Answer these questions from the dolfin message below:
(a) Which index does the writer give as an example of a class index?
(b) Which example does the writer say causes confusion?
(c) What does the writer use "delta" to stand for?

====== EXCERPT PROVIDED ======

Despite the sensation that I'm automating myself out of a job it's
been fun trying to incorporate dolfin into my abstractions.
I'm sure many of my suggestions are already in the works and questions
just need a pointer to certain directories, but hopefully the
struggles I've been having are typical of new users and can be
constructive.

1.  It would be nice to have a class index of the assorted objects
that one can maneuver in a browser, an example would be something like
Cern's root index

http://root.cern.ch/root/html/ClassIndex.html

though an improvement to there webpage could be made by linking to
tutorials that illustrate the use of the objects as well.  I suspect
this is in the works so I was hoping for access to unofficial
documentation while the official documentation is being rendered.

2.  Despite being decently trained in functional methods I still seem
to struggle, in particular with boundary conditions or when time is
involved, to see how the variational problems of the tutorials relate
back to the original pde being solved.  It would be nice if a few
lines were devoted to a latexed equation stating abstractly the
functional problem being solved, if not a whole derivation from a
pde/ode of such an equation.

for example let me state some confusion I have with the
advection-diffusion example.

 I would expect a term with something like 0.5*k*v*div(velocity)*u as well in
a = v*u*dx + 0.5*k*(v*dot(velocity, grad(u))*dx + c*dot(grad(v), grad(u))*dx)
L = v*u0*dx - 0.5*k*(v*dot(velocity, grad(u0))*dx + c*dot(grad(v),
grad(u0))*dx) + k*v*f*dx

if you could pardon some latex, is the underlying pde not (using delta
for the divergence of a gradient)

====== DATA ======

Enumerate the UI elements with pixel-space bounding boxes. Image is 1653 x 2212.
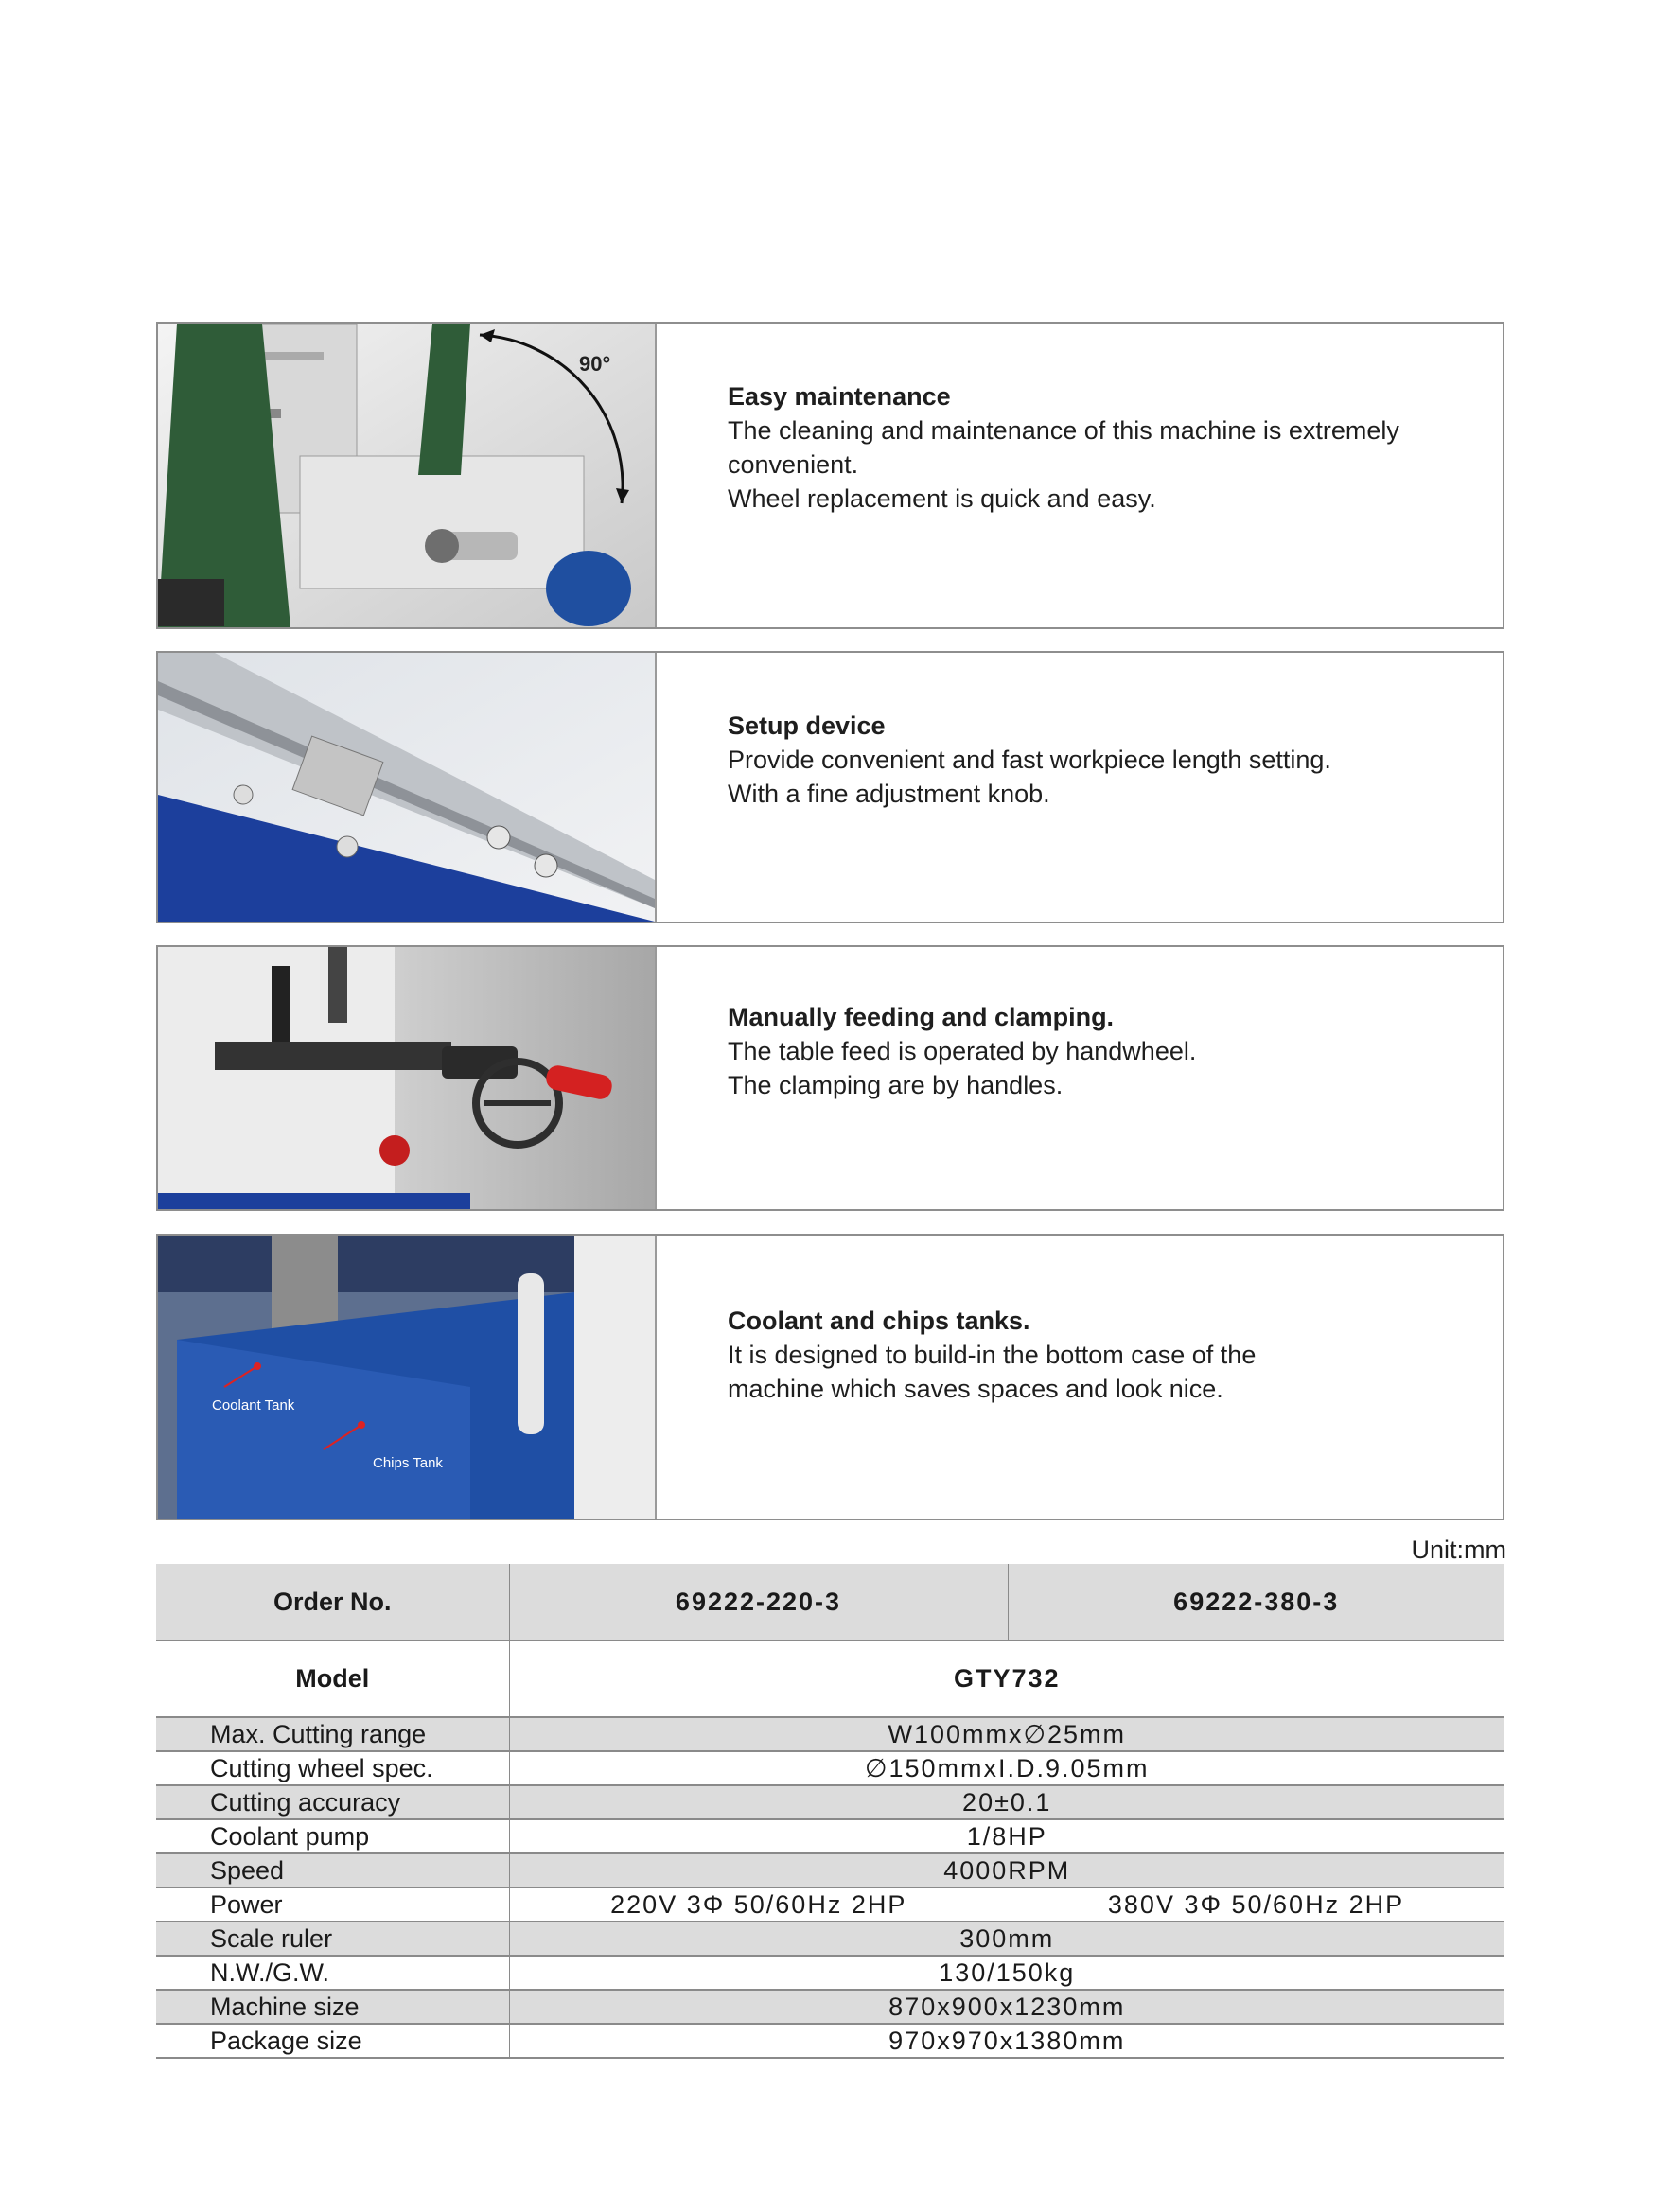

======

REPLY:
(a) Cern's root index.
(b) The advection-diffusion example.
(c) The divergence of a gradient.